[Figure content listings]
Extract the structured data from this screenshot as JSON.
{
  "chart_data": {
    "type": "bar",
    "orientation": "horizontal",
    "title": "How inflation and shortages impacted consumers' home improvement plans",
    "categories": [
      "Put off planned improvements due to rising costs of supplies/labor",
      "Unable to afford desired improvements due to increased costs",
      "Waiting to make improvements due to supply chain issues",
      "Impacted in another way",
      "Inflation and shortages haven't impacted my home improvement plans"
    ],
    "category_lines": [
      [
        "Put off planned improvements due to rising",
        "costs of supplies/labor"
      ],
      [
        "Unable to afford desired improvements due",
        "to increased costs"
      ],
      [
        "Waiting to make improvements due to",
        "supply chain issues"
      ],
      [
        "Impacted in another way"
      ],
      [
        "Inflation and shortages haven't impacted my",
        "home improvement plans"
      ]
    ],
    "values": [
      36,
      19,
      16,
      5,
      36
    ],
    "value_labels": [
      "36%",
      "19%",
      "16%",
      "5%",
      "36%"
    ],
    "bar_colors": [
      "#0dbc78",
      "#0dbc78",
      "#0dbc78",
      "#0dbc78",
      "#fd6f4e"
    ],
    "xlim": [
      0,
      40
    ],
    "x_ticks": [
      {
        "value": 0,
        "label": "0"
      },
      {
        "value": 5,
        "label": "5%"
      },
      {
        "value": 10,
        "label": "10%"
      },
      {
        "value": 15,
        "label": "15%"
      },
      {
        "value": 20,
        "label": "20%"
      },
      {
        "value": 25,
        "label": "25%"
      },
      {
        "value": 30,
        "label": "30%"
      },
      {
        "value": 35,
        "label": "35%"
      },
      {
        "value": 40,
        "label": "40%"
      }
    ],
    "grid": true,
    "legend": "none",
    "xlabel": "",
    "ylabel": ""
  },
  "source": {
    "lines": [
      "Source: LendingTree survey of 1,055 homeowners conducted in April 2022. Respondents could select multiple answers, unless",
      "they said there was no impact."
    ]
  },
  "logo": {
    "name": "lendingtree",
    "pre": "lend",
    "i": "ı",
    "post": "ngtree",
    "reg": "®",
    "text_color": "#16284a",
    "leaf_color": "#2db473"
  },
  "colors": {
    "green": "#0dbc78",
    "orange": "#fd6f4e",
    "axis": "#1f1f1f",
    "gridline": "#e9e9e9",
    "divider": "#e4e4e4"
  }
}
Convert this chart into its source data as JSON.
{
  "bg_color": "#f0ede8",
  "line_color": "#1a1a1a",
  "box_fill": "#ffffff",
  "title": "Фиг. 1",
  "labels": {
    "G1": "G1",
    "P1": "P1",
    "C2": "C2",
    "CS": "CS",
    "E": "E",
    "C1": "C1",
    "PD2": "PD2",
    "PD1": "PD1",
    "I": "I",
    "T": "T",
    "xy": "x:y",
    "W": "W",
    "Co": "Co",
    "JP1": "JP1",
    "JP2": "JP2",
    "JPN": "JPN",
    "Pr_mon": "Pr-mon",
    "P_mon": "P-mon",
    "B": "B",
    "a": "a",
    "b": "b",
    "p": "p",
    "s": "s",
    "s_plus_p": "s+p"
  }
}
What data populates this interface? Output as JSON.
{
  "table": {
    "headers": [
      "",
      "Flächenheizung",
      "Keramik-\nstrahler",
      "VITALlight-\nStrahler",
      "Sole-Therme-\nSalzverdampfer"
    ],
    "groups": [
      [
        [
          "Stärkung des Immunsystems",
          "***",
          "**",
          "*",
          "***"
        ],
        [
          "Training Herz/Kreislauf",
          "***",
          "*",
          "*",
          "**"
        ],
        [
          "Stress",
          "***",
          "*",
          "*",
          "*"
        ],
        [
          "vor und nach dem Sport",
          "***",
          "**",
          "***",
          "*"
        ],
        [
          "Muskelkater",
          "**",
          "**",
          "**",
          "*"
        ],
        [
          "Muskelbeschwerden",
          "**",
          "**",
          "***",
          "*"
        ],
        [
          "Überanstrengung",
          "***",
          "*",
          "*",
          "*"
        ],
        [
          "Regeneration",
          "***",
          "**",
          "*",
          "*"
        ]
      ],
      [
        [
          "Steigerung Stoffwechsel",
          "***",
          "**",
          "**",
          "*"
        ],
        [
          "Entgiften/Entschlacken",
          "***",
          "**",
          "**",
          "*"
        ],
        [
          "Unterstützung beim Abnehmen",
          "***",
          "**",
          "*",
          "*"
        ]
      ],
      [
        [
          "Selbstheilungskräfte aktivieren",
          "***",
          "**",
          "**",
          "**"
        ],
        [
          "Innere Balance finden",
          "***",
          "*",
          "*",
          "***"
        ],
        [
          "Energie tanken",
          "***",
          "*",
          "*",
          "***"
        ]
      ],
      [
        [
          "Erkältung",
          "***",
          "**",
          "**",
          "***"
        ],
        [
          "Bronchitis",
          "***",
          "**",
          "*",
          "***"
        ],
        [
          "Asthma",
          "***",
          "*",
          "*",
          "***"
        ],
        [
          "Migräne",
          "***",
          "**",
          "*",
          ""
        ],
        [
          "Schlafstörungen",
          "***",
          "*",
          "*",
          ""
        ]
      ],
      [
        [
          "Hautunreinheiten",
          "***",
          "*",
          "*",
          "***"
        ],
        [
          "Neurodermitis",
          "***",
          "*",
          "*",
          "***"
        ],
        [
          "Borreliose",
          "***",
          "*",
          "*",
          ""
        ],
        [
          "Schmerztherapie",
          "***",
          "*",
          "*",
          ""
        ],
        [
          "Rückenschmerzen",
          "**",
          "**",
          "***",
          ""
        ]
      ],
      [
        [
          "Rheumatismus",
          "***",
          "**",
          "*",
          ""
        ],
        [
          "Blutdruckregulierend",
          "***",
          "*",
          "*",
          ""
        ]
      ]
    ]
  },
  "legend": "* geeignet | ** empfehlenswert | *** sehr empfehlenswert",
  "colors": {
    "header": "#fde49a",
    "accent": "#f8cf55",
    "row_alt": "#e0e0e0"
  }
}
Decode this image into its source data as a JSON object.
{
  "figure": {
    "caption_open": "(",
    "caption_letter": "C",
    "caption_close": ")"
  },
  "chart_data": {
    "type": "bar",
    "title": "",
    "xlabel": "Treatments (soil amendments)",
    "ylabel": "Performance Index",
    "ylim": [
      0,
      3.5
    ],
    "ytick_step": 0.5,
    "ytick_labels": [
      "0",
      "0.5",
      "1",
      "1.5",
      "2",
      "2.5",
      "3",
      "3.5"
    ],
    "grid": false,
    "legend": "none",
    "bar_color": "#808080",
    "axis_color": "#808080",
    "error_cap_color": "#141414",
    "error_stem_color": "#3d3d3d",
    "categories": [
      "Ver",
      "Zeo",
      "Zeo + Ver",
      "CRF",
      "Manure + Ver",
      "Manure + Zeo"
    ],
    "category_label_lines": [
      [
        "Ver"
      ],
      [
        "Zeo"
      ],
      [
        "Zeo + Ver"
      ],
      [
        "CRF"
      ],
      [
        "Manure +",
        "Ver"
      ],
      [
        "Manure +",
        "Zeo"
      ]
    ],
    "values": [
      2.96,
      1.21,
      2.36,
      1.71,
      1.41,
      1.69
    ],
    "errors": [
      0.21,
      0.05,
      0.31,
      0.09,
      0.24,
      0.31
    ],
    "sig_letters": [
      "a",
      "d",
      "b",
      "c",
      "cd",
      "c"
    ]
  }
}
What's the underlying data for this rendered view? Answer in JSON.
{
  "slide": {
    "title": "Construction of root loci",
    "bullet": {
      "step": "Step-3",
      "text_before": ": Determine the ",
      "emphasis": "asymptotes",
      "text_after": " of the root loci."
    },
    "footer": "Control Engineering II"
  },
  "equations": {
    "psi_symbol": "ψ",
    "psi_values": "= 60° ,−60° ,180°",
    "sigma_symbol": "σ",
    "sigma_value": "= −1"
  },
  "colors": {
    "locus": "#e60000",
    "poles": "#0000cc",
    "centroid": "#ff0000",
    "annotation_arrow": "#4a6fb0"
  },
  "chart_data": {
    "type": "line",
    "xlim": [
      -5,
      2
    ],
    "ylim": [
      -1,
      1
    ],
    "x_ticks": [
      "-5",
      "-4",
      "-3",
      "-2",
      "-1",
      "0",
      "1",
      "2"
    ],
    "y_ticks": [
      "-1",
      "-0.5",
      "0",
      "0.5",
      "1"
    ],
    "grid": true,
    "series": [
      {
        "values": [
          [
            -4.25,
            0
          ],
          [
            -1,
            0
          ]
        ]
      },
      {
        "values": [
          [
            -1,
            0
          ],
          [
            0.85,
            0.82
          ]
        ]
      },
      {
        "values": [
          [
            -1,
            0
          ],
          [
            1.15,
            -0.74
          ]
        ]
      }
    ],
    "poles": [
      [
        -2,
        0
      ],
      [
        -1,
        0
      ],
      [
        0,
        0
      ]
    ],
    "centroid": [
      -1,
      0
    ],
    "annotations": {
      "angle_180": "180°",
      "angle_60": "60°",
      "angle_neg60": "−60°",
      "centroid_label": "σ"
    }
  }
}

The request ▸
State how many lines hold the word "desired". The number is the whole answer.

Response to this exercise ▸
2